__RECORDS FOR THE EXERCISE__:
+--

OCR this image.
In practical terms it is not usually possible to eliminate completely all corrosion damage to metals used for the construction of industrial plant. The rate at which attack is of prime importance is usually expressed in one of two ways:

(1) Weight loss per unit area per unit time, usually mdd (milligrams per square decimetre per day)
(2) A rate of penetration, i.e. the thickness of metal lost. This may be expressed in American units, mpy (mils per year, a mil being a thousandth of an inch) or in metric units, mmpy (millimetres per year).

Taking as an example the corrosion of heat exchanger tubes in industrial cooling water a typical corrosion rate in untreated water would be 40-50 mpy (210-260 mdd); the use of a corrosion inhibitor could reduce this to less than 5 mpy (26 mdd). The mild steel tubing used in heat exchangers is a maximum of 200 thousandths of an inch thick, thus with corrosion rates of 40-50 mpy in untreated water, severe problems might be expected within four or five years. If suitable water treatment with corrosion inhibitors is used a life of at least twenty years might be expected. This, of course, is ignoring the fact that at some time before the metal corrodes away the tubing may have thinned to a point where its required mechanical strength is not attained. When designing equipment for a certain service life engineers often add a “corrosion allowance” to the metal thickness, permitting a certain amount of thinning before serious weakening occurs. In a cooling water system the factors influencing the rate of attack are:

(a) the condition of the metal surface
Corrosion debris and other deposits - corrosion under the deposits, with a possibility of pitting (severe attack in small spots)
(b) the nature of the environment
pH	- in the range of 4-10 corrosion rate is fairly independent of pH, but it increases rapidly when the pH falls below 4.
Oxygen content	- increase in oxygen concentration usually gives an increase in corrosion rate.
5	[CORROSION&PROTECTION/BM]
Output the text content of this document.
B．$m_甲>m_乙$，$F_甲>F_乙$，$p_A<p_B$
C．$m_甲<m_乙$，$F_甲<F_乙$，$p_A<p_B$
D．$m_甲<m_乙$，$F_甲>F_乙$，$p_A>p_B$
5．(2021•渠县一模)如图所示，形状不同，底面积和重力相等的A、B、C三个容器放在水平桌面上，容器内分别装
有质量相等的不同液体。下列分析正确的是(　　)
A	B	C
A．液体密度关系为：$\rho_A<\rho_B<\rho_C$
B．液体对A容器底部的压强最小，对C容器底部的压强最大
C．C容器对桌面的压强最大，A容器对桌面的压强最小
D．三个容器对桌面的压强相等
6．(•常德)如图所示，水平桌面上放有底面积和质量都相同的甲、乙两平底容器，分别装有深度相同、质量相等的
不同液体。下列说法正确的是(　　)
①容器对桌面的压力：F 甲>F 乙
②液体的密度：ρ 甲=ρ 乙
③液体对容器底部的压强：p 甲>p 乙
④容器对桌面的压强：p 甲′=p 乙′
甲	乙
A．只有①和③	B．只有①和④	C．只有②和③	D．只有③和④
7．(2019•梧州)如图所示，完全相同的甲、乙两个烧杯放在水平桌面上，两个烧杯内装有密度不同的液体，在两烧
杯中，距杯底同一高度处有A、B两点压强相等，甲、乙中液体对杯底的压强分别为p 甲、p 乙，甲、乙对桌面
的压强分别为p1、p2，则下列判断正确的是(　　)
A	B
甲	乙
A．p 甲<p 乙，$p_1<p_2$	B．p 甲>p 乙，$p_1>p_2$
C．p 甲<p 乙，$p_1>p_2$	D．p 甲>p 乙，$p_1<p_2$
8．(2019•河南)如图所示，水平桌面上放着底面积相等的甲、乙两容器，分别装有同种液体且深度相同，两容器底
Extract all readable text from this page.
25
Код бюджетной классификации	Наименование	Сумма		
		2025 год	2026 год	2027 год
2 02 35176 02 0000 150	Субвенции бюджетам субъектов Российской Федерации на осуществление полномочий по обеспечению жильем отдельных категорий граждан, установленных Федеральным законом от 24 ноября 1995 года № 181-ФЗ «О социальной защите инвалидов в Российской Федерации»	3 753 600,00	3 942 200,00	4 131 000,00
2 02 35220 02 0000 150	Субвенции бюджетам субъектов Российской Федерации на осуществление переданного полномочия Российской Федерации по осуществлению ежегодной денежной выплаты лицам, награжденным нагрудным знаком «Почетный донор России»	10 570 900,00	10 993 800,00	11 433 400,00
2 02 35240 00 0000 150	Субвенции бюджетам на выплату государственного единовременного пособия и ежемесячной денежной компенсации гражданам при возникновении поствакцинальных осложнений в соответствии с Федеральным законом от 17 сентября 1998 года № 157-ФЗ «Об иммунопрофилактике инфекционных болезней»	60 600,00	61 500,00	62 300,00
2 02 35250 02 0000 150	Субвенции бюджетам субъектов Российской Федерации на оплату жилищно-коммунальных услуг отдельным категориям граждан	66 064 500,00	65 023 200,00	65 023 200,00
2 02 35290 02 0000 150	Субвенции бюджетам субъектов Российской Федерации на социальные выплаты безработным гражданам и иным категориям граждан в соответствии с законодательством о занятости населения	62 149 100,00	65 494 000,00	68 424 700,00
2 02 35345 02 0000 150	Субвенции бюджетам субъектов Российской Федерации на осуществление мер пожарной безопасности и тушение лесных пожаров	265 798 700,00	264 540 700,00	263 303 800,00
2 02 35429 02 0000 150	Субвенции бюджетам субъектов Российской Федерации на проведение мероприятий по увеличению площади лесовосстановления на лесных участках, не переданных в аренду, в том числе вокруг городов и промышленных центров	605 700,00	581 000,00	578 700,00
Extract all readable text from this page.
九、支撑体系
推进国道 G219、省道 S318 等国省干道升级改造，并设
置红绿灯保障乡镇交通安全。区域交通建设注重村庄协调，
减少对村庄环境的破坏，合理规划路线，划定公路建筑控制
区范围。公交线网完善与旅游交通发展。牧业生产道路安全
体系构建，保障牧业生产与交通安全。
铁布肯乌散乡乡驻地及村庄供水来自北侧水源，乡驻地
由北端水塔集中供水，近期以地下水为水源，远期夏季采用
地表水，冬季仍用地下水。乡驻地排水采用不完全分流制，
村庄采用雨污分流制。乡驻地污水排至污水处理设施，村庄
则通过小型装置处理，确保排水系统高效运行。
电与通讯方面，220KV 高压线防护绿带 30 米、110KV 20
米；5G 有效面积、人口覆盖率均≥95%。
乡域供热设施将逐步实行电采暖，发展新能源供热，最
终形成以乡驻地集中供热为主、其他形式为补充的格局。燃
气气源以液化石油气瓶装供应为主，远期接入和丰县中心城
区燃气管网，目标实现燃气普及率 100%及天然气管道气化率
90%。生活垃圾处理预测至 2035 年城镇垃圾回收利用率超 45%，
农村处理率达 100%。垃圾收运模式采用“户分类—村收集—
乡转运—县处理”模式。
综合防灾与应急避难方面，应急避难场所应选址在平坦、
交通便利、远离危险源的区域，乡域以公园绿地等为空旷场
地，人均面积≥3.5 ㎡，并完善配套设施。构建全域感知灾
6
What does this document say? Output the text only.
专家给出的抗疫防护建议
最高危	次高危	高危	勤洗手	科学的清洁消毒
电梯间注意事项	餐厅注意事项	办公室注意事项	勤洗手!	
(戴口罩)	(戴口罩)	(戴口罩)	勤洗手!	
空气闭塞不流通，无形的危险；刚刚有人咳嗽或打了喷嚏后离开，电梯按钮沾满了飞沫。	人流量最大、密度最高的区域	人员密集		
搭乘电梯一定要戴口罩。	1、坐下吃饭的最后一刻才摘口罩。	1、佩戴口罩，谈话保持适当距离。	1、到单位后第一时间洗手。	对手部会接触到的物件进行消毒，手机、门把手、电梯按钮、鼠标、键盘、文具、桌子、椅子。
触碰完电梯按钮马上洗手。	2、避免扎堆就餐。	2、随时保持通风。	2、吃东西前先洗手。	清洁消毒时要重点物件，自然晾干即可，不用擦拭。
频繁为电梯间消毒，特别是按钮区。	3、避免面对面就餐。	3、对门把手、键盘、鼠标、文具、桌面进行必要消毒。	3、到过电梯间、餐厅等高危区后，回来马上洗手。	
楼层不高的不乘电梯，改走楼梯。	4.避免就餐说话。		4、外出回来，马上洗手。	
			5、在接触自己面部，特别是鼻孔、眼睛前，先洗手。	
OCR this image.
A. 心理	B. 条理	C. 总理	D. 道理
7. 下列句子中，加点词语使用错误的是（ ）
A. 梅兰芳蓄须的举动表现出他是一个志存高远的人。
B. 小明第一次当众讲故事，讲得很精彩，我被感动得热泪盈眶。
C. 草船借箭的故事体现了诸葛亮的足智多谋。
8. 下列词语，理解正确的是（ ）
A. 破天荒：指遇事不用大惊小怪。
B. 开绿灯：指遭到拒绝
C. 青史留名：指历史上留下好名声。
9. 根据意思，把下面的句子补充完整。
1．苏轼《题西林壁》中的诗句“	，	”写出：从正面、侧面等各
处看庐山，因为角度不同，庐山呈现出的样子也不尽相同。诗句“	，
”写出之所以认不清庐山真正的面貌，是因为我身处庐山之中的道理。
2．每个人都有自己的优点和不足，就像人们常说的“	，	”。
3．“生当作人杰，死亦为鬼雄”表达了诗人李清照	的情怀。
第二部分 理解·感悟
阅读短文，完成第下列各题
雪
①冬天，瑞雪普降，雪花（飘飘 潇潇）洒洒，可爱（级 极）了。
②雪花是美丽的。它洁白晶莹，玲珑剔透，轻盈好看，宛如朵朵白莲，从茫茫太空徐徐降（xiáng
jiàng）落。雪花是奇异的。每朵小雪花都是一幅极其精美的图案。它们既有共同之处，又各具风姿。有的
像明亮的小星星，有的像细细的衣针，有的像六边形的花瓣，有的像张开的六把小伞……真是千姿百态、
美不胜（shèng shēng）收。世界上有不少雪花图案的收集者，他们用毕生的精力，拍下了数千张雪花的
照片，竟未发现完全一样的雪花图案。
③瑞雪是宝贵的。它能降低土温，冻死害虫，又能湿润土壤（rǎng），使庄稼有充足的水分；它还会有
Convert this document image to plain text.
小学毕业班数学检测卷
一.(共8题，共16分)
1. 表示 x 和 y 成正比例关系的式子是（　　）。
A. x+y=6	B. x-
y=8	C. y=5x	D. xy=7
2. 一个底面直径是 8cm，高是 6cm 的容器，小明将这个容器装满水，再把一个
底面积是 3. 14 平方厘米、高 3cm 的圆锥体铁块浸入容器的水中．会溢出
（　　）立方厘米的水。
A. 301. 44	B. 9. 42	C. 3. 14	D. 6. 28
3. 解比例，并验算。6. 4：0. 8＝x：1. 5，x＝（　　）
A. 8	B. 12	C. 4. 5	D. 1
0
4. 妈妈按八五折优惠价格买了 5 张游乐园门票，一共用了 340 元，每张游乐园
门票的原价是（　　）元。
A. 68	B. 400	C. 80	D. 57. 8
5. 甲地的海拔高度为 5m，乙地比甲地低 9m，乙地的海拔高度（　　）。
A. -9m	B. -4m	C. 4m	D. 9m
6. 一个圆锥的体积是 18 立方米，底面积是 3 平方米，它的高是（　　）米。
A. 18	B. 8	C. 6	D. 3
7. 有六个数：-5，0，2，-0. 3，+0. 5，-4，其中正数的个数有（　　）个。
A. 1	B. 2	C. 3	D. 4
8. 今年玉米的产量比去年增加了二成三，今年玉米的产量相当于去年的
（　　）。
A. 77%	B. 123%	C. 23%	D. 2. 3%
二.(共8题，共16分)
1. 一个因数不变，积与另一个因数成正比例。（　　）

+--

__SHORT TASK__:
Select every line of the records holding the string "document".

__OUTPUT OF THE TASK__:
Output the text content of this document.
What does this document say? Output the text only.
Convert this document image to plain text.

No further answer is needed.